From the listing below, extract each entry exactly as written, minus the images.

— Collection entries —
· · · ·

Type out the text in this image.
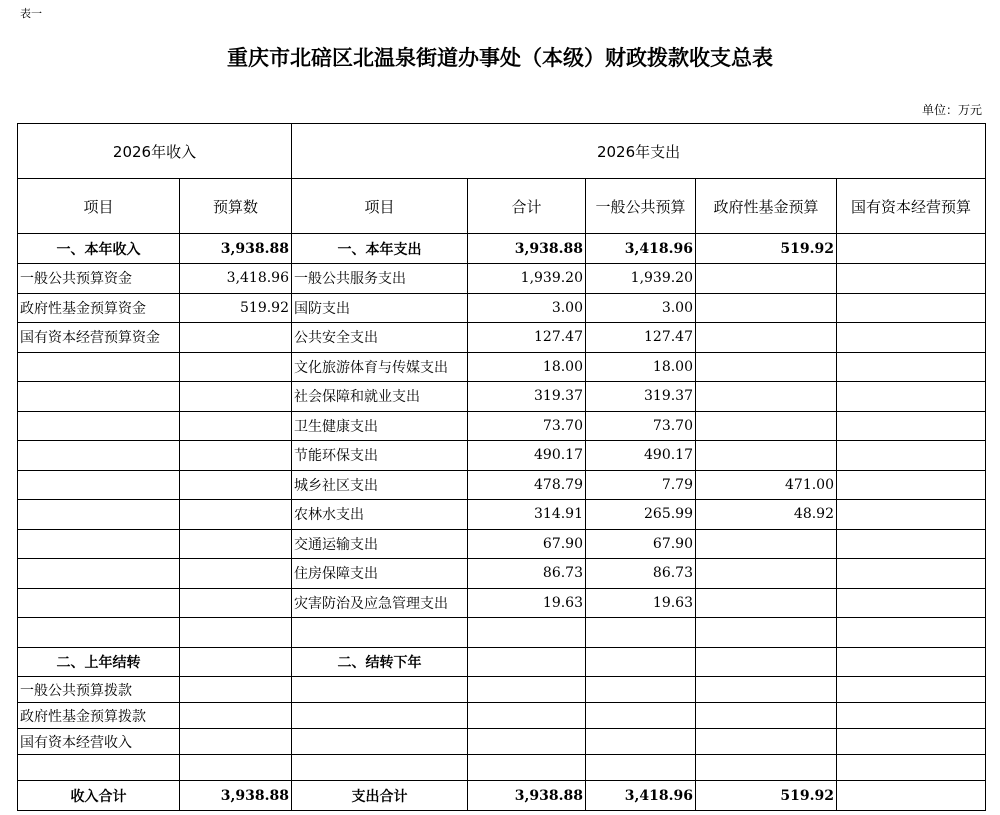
表一
重庆市北碚区北温泉街道办事处（本级）财政拨款收支总表
单位：万元
2026年收入		2026年支出				
项目	预算数	项目	合计	一般公共预算	政府性基金预算	国有资本经营预算
一、本年收入	3,938.88	一、本年支出	3,938.88	3,418.96	519.92	
一般公共预算资金	3,418.96	一般公共服务支出	1,939.20	1,939.20		
政府性基金预算资金	519.92	国防支出	3.00	3.00		
国有资本经营预算资金		公共安全支出	127.47	127.47		
		文化旅游体育与传媒支出	18.00	18.00		
		社会保障和就业支出	319.37	319.37		
		卫生健康支出	73.70	73.70		
		节能环保支出	490.17	490.17		
		城乡社区支出	478.79	7.79	471.00	
		农林水支出	314.91	265.99	48.92	
		交通运输支出	67.90	67.90		
		住房保障支出	86.73	86.73		
		灾害防治及应急管理支出	19.63	19.63		

二、上年结转		二、结转下年				
一般公共预算拨款						
政府性基金预算拨款						
国有资本经营收入						

收入合计	3,938.88	支出合计	3,938.88	3,418.96	519.92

· · · ·

— RESULT —
Type out the text in this image.
表一
重庆市北碚区北温泉街道办事处（本级）财政拨款收支总表
单位：万元
2026年收入		2026年支出				
项目	预算数	项目	合计	一般公共预算	政府性基金预算	国有资本经营预算
一、本年收入	3,938.88	一、本年支出	3,938.88	3,418.96	519.92	
一般公共预算资金	3,418.96	一般公共服务支出	1,939.20	1,939.20		
政府性基金预算资金	519.92	国防支出	3.00	3.00		
国有资本经营预算资金		公共安全支出	127.47	127.47		
		文化旅游体育与传媒支出	18.00	18.00		
		社会保障和就业支出	319.37	319.37		
		卫生健康支出	73.70	73.70		
		节能环保支出	490.17	490.17		
		城乡社区支出	478.79	7.79	471.00	
		农林水支出	314.91	265.99	48.92	
		交通运输支出	67.90	67.90		
		住房保障支出	86.73	86.73		
		灾害防治及应急管理支出	19.63	19.63		

二、上年结转		二、结转下年				
一般公共预算拨款						
政府性基金预算拨款						
国有资本经营收入						

收入合计	3,938.88	支出合计	3,938.88	3,418.96	519.92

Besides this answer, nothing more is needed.